Entries of transcribed document text:
* * *
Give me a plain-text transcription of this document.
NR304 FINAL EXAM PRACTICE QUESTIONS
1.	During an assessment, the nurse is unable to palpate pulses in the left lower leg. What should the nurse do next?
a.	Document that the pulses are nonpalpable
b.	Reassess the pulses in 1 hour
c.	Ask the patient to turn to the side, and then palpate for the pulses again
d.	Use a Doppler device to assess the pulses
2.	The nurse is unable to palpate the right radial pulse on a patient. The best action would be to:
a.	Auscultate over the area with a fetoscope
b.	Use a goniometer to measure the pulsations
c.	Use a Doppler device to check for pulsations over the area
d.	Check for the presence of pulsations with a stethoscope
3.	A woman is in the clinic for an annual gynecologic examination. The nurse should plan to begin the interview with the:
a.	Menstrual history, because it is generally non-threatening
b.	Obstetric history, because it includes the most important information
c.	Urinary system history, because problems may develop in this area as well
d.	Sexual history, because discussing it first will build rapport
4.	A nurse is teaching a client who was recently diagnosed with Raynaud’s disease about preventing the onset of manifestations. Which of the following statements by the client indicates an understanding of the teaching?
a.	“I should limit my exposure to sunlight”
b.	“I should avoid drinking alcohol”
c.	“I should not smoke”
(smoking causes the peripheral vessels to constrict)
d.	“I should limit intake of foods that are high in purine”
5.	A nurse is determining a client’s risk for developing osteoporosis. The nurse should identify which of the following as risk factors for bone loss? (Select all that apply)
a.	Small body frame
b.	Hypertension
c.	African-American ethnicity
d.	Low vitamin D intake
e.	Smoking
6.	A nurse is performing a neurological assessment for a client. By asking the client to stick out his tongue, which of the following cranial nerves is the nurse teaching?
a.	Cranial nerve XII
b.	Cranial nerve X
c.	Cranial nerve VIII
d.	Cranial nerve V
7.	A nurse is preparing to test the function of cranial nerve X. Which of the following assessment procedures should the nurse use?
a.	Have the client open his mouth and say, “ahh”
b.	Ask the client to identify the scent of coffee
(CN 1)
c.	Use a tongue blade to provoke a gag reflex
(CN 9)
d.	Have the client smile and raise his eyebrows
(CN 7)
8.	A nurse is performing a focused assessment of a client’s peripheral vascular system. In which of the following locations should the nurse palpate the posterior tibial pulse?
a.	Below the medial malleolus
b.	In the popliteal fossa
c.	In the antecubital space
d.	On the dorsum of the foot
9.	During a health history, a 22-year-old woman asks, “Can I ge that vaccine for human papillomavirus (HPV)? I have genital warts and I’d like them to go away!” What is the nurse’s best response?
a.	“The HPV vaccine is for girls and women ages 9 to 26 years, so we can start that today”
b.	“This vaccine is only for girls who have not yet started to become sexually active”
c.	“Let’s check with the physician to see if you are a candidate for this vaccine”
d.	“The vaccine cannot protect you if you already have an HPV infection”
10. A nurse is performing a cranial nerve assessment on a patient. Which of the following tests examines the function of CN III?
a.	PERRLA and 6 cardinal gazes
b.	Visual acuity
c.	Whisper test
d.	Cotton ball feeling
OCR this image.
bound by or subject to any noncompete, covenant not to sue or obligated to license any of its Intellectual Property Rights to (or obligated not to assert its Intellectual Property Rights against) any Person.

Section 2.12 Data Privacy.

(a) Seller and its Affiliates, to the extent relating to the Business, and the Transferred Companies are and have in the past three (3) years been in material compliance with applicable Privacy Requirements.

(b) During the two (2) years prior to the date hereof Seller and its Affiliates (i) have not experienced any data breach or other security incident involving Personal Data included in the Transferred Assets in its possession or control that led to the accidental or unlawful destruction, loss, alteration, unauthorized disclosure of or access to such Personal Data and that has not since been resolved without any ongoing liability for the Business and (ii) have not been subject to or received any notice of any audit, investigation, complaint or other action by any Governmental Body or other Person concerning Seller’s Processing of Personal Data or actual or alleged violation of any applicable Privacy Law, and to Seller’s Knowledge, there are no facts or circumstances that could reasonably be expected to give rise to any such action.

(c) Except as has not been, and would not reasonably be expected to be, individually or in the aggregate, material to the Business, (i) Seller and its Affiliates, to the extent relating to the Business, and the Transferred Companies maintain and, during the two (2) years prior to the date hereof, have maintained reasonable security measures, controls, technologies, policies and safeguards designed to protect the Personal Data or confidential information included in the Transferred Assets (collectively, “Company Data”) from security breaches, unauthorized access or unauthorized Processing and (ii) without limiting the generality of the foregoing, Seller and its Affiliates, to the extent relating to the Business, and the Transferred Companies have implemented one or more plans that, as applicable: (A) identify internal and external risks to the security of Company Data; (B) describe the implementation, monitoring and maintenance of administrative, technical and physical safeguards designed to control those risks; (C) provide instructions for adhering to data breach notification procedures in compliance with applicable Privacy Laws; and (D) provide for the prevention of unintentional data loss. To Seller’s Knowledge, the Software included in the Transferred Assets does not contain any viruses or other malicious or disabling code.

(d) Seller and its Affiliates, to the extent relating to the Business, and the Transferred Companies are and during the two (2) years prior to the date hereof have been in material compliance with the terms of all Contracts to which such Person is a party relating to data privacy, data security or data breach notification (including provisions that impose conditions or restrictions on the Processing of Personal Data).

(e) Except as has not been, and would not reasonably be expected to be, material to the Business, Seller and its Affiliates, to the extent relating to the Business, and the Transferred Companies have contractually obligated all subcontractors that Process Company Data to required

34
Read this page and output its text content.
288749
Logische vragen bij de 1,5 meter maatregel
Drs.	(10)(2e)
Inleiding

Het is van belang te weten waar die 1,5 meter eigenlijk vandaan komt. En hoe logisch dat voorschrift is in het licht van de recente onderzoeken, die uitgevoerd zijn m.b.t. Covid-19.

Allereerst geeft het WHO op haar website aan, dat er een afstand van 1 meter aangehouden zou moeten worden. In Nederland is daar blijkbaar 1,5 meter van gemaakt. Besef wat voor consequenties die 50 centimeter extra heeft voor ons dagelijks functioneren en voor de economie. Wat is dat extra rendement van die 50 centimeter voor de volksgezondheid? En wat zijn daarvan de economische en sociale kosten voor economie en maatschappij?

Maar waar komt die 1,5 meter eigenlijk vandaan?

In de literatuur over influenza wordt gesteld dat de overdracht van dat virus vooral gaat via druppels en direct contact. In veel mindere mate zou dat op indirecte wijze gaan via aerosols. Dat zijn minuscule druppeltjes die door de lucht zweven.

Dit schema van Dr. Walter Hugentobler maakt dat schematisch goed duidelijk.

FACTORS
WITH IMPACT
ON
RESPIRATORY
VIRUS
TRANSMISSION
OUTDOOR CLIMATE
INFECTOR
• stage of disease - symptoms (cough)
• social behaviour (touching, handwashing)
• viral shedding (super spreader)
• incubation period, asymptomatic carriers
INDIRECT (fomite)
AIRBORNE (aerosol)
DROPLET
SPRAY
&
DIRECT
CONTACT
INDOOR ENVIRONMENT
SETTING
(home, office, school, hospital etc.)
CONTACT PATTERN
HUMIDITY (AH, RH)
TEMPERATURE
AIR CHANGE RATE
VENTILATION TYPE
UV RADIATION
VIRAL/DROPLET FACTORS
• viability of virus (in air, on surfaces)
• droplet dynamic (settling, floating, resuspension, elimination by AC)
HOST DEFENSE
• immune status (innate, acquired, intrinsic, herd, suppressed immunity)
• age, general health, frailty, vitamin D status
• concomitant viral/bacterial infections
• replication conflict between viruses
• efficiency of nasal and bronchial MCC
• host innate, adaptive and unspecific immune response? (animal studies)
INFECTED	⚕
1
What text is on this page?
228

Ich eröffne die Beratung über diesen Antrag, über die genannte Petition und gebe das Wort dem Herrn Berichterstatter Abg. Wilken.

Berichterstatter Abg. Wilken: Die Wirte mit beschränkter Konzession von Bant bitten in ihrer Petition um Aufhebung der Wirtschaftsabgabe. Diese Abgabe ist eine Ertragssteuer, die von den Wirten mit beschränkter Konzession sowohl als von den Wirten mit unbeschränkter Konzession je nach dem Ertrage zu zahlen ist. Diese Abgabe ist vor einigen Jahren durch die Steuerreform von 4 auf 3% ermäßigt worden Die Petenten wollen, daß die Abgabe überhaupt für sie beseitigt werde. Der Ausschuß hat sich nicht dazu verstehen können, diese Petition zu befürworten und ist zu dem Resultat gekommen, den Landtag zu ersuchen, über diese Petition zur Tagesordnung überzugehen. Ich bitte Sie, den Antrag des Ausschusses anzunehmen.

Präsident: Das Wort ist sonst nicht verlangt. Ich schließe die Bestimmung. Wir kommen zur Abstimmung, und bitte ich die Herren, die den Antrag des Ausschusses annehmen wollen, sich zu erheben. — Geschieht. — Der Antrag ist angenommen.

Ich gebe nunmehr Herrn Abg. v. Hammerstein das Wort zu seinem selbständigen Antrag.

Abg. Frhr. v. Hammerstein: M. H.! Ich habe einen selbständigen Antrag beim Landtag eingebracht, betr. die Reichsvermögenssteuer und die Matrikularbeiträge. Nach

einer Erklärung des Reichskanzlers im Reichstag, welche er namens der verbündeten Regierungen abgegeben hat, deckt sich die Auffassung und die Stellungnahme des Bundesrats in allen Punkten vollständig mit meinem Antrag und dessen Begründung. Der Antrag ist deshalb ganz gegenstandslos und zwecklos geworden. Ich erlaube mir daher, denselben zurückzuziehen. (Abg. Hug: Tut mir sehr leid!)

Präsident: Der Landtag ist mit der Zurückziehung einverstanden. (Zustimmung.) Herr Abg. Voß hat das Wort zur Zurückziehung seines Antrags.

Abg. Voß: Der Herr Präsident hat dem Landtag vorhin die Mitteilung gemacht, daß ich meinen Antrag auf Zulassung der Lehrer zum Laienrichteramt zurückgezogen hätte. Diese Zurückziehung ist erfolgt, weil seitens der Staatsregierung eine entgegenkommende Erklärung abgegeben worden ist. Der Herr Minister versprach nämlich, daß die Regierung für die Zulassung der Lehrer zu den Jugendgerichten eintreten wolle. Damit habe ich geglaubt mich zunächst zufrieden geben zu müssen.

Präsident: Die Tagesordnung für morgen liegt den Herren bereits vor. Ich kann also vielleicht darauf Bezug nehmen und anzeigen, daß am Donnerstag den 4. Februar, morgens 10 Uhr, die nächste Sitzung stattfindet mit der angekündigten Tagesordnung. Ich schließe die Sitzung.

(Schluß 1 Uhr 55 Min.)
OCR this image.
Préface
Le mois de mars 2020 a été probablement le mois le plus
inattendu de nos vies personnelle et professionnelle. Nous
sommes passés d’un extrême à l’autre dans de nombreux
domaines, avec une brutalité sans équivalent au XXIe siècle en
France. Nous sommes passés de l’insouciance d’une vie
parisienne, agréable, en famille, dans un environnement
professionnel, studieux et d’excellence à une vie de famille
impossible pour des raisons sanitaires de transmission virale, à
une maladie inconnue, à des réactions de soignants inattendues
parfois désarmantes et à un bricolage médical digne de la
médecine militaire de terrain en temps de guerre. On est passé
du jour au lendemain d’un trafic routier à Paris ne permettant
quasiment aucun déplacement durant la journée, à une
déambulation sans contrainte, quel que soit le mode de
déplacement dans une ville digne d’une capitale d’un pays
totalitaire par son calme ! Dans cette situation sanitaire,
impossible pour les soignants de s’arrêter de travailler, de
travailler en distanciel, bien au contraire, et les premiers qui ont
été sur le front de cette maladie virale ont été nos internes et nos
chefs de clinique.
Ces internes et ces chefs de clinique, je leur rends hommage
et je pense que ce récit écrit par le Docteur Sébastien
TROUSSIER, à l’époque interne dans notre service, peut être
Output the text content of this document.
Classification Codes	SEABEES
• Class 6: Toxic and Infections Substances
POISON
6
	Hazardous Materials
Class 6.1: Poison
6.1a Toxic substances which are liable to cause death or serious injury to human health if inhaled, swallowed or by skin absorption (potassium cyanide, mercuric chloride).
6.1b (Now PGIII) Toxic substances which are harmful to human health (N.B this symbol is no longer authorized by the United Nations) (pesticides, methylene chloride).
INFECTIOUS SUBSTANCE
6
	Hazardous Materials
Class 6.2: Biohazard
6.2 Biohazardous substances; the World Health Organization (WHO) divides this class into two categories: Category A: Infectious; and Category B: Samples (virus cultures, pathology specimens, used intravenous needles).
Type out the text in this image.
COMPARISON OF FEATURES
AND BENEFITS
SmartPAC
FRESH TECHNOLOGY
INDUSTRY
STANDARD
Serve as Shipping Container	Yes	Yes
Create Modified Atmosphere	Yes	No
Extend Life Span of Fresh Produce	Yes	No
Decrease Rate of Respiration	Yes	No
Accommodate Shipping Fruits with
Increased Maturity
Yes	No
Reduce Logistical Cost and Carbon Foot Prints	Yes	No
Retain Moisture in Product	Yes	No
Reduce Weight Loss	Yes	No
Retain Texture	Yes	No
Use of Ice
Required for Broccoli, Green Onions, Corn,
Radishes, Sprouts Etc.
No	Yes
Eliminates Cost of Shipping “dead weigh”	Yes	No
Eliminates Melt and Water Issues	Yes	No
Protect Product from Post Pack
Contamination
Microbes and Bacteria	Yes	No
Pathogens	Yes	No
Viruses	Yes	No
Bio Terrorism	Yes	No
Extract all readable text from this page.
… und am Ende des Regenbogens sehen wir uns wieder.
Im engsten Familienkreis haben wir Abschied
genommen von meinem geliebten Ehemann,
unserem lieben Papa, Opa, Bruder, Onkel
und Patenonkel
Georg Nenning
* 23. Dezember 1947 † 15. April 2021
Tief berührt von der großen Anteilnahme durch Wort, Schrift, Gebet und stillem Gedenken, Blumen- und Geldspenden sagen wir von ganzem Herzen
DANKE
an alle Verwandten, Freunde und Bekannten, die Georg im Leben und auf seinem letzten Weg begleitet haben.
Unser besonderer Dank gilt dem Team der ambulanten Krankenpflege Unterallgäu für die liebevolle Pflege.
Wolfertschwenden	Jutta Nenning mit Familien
* * *
__PROBLEM__. Find the lines above that contain the word "vitamin" and copy each one.

__WRITTEN ANSWER__.
d.	Low vitamin D intake
• age, general health, frailty, vitamin D status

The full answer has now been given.